- _Request_
Write out every entry word for word.

- _Records provided_
↓

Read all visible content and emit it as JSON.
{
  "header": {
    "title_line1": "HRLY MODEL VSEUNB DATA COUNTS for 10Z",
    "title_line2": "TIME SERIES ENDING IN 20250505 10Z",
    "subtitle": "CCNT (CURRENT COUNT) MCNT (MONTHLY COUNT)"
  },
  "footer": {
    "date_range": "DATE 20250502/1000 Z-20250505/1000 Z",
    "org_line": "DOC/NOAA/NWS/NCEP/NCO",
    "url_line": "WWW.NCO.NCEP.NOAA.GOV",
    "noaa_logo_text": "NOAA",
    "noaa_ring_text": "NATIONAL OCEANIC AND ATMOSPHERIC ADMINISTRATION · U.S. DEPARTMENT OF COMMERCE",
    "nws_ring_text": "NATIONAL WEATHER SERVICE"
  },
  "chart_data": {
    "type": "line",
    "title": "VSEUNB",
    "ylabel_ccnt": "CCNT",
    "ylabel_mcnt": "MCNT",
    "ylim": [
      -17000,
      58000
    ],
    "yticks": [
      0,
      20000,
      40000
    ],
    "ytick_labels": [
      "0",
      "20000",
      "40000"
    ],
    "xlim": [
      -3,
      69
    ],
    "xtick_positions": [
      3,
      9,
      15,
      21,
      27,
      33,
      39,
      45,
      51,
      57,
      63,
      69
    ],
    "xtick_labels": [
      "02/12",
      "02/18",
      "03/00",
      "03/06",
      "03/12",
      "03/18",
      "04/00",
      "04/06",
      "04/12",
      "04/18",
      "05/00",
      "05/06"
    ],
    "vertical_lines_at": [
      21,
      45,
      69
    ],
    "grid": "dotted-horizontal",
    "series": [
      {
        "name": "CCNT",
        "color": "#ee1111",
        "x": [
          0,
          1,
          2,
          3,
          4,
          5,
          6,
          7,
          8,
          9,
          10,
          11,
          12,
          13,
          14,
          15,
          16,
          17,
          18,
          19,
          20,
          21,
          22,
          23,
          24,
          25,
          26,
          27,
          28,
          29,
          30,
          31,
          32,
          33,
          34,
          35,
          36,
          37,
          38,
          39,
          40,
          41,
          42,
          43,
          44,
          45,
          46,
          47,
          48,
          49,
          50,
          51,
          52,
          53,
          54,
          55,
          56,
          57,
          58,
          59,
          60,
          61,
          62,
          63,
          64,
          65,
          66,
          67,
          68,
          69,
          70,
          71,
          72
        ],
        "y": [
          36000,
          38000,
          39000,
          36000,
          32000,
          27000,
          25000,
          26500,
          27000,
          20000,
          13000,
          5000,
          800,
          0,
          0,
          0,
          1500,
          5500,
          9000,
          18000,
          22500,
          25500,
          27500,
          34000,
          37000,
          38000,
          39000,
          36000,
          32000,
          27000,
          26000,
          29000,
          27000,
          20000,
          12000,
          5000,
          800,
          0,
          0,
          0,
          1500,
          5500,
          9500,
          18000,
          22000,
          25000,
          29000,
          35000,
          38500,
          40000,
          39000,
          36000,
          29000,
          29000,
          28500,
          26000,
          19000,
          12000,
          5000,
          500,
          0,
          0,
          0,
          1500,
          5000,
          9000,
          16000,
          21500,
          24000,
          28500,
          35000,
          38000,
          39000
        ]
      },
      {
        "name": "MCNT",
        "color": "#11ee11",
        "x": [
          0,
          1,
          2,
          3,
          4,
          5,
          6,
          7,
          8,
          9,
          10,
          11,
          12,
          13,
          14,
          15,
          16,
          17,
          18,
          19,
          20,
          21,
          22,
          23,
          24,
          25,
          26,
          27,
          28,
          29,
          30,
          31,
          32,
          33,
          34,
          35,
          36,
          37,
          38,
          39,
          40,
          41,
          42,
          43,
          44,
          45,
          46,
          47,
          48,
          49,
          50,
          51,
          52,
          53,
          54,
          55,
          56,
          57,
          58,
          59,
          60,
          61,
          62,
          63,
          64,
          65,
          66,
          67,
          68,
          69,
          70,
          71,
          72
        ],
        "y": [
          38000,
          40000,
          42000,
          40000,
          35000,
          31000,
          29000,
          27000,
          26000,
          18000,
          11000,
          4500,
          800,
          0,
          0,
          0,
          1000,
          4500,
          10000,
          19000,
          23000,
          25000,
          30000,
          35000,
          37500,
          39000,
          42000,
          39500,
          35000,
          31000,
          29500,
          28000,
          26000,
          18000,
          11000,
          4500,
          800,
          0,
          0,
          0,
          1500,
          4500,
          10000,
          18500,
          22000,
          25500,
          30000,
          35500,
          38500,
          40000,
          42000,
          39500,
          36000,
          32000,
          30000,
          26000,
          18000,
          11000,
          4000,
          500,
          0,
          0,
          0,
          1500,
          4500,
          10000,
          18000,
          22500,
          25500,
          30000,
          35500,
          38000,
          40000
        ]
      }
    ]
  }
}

↑

- _Written reply_
Read all visible content and emit it as JSON.
{
  "header": {
    "title_line1": "HRLY MODEL VSEUNB DATA COUNTS for 10Z",
    "title_line2": "TIME SERIES ENDING IN 20250505 10Z",
    "subtitle": "CCNT (CURRENT COUNT) MCNT (MONTHLY COUNT)"
  },
  "footer": {
    "date_range": "DATE 20250502/1000 Z-20250505/1000 Z",
    "org_line": "DOC/NOAA/NWS/NCEP/NCO",
    "url_line": "WWW.NCO.NCEP.NOAA.GOV",
    "noaa_logo_text": "NOAA",
    "noaa_ring_text": "NATIONAL OCEANIC AND ATMOSPHERIC ADMINISTRATION · U.S. DEPARTMENT OF COMMERCE",
    "nws_ring_text": "NATIONAL WEATHER SERVICE"
  },
  "chart_data": {
    "type": "line",
    "title": "VSEUNB",
    "ylabel_ccnt": "CCNT",
    "ylabel_mcnt": "MCNT",
    "ylim": [
      -17000,
      58000
    ],
    "yticks": [
      0,
      20000,
      40000
    ],
    "ytick_labels": [
      "0",
      "20000",
      "40000"
    ],
    "xlim": [
      -3,
      69
    ],
    "xtick_positions": [
      3,
      9,
      15,
      21,
      27,
      33,
      39,
      45,
      51,
      57,
      63,
      69
    ],
    "xtick_labels": [
      "02/12",
      "02/18",
      "03/00",
      "03/06",
      "03/12",
      "03/18",
      "04/00",
      "04/06",
      "04/12",
      "04/18",
      "05/00",
      "05/06"
    ],
    "vertical_lines_at": [
      21,
      45,
      69
    ],
    "grid": "dotted-horizontal",
    "series": [
      {
        "name": "CCNT",
        "color": "#ee1111",
        "x": [
          0,
          1,
          2,
          3,
          4,
          5,
          6,
          7,
          8,
          9,
          10,
          11,
          12,
          13,
          14,
          15,
          16,
          17,
          18,
          19,
          20,
          21,
          22,
          23,
          24,
          25,
          26,
          27,
          28,
          29,
          30,
          31,
          32,
          33,
          34,
          35,
          36,
          37,
          38,
          39,
          40,
          41,
          42,
          43,
          44,
          45,
          46,
          47,
          48,
          49,
          50,
          51,
          52,
          53,
          54,
          55,
          56,
          57,
          58,
          59,
          60,
          61,
          62,
          63,
          64,
          65,
          66,
          67,
          68,
          69,
          70,
          71,
          72
        ],
        "y": [
          36000,
          38000,
          39000,
          36000,
          32000,
          27000,
          25000,
          26500,
          27000,
          20000,
          13000,
          5000,
          800,
          0,
          0,
          0,
          1500,
          5500,
          9000,
          18000,
          22500,
          25500,
          27500,
          34000,
          37000,
          38000,
          39000,
          36000,
          32000,
          27000,
          26000,
          29000,
          27000,
          20000,
          12000,
          5000,
          800,
          0,
          0,
          0,
          1500,
          5500,
          9500,
          18000,
          22000,
          25000,
          29000,
          35000,
          38500,
          40000,
          39000,
          36000,
          29000,
          29000,
          28500,
          26000,
          19000,
          12000,
          5000,
          500,
          0,
          0,
          0,
          1500,
          5000,
          9000,
          16000,
          21500,
          24000,
          28500,
          35000,
          38000,
          39000
        ]
      },
      {
        "name": "MCNT",
        "color": "#11ee11",
        "x": [
          0,
          1,
          2,
          3,
          4,
          5,
          6,
          7,
          8,
          9,
          10,
          11,
          12,
          13,
          14,
          15,
          16,
          17,
          18,
          19,
          20,
          21,
          22,
          23,
          24,
          25,
          26,
          27,
          28,
          29,
          30,
          31,
          32,
          33,
          34,
          35,
          36,
          37,
          38,
          39,
          40,
          41,
          42,
          43,
          44,
          45,
          46,
          47,
          48,
          49,
          50,
          51,
          52,
          53,
          54,
          55,
          56,
          57,
          58,
          59,
          60,
          61,
          62,
          63,
          64,
          65,
          66,
          67,
          68,
          69,
          70,
          71,
          72
        ],
        "y": [
          38000,
          40000,
          42000,
          40000,
          35000,
          31000,
          29000,
          27000,
          26000,
          18000,
          11000,
          4500,
          800,
          0,
          0,
          0,
          1000,
          4500,
          10000,
          19000,
          23000,
          25000,
          30000,
          35000,
          37500,
          39000,
          42000,
          39500,
          35000,
          31000,
          29500,
          28000,
          26000,
          18000,
          11000,
          4500,
          800,
          0,
          0,
          0,
          1500,
          4500,
          10000,
          18500,
          22000,
          25500,
          30000,
          35500,
          38500,
          40000,
          42000,
          39500,
          36000,
          32000,
          30000,
          26000,
          18000,
          11000,
          4000,
          500,
          0,
          0,
          0,
          1500,
          4500,
          10000,
          18000,
          22500,
          25500,
          30000,
          35500,
          38000,
          40000
        ]
      }
    ]
  }
}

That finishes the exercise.